** Instruction **
Find every line in the items below that contains the string "checkbox", and copy each of those lines in full.
╭──
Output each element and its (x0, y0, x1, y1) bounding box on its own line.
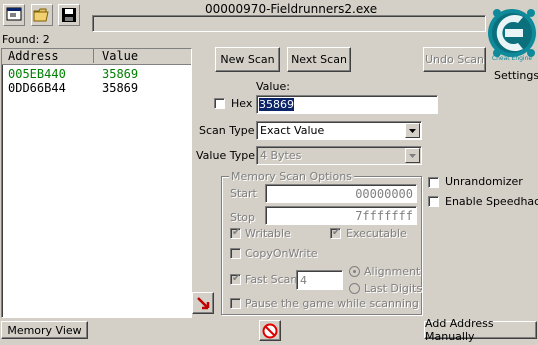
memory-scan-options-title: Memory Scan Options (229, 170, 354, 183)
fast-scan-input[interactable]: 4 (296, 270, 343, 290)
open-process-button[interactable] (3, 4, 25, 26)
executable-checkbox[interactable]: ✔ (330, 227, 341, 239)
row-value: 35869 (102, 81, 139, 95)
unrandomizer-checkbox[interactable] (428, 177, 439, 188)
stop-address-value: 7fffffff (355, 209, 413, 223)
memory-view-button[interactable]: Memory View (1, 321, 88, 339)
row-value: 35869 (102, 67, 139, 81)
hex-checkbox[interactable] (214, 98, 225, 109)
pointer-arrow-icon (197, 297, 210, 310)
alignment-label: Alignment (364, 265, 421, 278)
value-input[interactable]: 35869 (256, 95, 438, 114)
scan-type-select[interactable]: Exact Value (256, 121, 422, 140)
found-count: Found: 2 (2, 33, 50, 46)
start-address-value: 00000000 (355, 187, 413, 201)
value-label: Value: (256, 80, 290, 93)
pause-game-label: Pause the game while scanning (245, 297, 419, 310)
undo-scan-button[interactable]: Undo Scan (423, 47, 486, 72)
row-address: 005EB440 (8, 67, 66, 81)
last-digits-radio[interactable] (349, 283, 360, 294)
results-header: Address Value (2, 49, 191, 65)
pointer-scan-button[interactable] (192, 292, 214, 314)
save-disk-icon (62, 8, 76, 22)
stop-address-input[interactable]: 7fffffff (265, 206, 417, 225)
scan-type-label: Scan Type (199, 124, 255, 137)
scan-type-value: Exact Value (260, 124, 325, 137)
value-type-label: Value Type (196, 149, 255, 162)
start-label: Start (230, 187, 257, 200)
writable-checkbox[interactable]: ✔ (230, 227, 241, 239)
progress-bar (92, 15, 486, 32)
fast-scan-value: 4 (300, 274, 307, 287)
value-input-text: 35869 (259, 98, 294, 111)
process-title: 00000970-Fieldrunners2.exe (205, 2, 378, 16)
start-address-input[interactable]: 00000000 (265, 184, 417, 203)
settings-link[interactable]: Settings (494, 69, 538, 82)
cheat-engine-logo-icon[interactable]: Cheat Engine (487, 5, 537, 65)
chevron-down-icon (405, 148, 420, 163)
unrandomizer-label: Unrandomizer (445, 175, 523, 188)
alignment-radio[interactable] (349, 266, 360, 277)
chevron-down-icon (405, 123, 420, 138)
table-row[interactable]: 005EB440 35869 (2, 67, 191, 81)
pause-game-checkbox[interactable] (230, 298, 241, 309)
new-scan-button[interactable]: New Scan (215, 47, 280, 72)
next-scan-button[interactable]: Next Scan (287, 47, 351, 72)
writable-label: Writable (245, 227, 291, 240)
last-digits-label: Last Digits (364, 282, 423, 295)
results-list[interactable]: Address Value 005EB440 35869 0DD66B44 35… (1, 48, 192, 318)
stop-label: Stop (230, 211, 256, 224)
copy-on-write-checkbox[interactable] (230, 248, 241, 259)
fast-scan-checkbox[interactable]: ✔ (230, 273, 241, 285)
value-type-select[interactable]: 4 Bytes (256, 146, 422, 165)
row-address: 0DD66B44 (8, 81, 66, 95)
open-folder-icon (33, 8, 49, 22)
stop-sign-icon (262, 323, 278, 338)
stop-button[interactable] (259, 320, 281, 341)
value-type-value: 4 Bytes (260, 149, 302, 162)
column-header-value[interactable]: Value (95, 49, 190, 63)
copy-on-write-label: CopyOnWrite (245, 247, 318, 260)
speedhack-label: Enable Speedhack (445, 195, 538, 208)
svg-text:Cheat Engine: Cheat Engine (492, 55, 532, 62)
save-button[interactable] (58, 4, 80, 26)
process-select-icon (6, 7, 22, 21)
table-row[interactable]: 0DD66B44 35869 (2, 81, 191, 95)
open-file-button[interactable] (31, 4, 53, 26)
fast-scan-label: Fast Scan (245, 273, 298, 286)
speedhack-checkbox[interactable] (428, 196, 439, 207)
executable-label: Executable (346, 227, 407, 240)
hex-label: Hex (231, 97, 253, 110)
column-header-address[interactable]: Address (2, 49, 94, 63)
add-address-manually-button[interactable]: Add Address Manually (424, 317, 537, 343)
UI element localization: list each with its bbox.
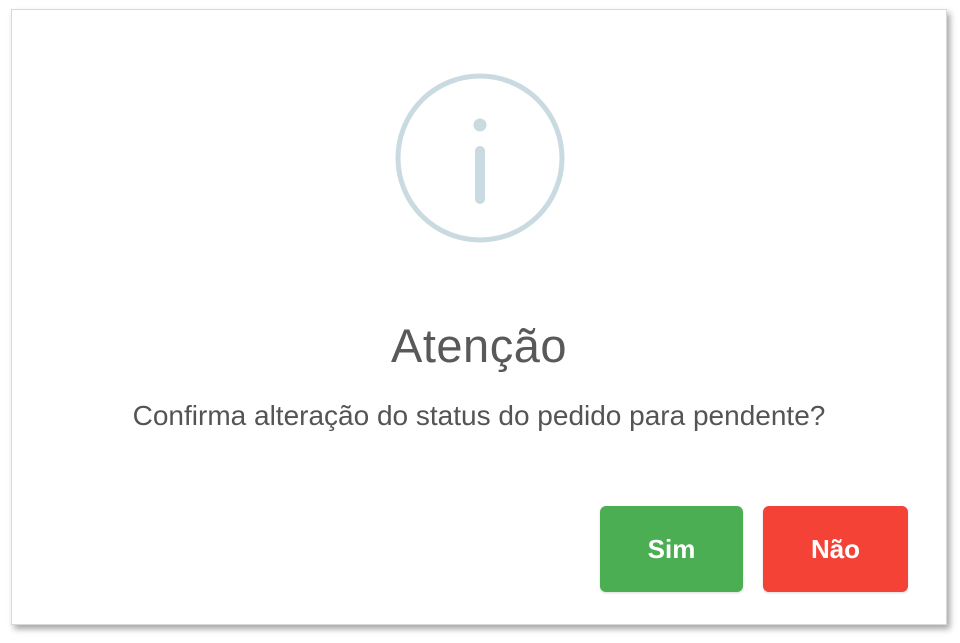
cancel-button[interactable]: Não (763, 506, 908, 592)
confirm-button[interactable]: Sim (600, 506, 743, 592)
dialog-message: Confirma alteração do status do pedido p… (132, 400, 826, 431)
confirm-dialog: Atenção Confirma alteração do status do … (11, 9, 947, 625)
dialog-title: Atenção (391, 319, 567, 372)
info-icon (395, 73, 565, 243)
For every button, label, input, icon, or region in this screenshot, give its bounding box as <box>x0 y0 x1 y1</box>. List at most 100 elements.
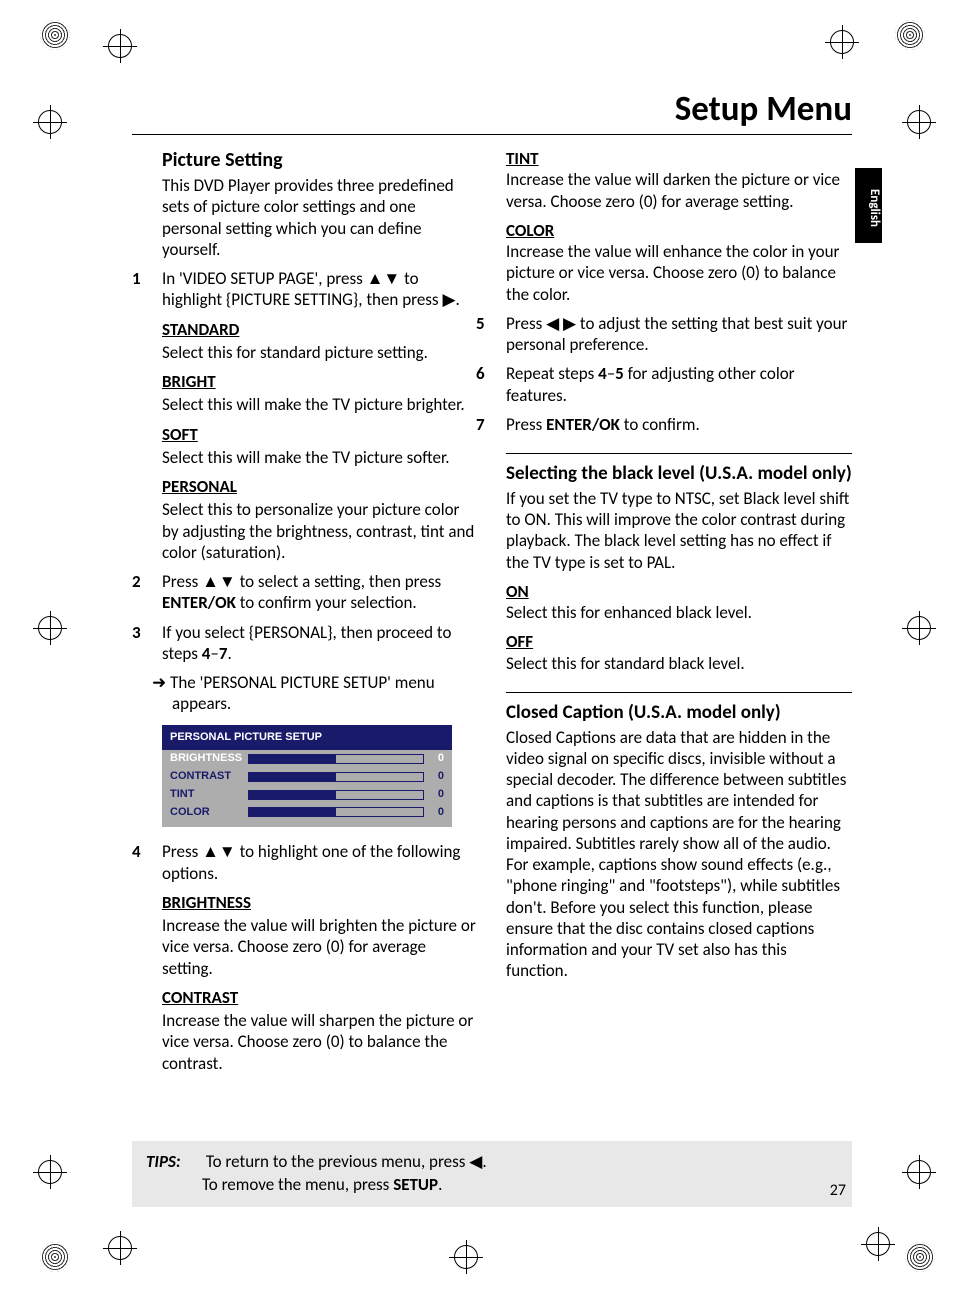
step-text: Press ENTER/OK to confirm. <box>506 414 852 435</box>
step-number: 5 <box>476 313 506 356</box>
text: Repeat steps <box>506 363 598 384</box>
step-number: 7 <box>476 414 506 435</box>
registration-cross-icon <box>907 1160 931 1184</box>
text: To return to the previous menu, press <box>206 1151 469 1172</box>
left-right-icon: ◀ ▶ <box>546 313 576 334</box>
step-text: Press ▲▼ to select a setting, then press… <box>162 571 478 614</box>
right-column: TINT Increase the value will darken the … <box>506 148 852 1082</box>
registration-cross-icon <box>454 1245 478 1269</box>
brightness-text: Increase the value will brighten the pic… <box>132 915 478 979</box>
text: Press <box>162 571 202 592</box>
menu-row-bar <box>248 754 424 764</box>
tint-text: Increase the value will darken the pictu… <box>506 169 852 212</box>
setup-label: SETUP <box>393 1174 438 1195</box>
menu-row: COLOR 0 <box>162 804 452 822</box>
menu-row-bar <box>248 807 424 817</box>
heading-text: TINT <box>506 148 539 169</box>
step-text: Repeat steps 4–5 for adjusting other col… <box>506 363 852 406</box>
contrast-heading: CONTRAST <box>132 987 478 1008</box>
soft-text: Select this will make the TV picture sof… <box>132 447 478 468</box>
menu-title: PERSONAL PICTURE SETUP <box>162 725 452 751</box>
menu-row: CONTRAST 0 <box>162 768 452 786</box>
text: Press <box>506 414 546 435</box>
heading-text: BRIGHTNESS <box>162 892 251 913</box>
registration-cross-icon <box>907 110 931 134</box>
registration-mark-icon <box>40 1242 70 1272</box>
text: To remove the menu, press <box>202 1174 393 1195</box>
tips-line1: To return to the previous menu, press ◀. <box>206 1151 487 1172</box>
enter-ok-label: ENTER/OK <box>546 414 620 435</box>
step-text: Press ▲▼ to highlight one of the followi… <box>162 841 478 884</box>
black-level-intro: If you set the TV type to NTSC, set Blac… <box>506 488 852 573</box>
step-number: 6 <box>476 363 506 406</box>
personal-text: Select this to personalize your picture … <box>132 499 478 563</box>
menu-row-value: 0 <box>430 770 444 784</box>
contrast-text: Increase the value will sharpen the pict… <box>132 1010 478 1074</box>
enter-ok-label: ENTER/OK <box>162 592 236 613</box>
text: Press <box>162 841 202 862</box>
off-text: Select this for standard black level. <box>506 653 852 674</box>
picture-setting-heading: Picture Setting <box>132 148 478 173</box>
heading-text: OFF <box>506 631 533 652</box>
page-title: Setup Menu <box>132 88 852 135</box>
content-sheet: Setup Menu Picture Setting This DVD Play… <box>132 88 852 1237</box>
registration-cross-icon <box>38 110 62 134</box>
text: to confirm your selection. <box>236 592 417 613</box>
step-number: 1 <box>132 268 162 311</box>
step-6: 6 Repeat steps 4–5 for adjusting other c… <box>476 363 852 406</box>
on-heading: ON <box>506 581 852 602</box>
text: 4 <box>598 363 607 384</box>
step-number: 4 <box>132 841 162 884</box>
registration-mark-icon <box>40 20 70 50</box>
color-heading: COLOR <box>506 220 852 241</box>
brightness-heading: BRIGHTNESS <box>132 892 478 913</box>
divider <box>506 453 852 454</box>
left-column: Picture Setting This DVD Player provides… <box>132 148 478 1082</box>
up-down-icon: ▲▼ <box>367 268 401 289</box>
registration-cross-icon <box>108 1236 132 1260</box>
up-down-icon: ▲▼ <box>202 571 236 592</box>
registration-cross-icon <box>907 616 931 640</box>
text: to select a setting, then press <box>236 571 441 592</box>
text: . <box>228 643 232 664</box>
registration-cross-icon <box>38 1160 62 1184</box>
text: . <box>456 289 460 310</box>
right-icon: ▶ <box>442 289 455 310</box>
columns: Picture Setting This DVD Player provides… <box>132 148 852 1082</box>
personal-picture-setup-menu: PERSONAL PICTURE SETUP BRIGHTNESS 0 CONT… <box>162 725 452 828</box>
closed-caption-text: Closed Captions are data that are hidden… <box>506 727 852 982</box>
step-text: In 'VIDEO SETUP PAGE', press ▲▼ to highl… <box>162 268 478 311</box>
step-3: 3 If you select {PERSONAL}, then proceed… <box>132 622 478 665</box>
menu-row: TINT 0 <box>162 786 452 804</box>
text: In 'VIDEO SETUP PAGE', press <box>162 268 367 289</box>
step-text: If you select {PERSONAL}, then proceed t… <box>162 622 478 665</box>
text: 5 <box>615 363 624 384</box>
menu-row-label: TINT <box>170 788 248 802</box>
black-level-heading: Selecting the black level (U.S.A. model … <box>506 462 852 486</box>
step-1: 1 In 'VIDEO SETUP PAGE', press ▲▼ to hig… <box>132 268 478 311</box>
╰──
** Exercise response **
executable-checkbox[interactable]: ✔ (330, 227, 341, 239)
unrandomizer-checkbox[interactable] (428, 177, 439, 188)
hex-checkbox[interactable] (214, 98, 225, 109)
writable-checkbox[interactable]: ✔ (230, 227, 241, 239)
pause-game-checkbox[interactable] (230, 298, 241, 309)
copy-on-write-checkbox[interactable] (230, 248, 241, 259)
fast-scan-checkbox[interactable]: ✔ (230, 273, 241, 285)
speedhack-checkbox[interactable] (428, 196, 439, 207)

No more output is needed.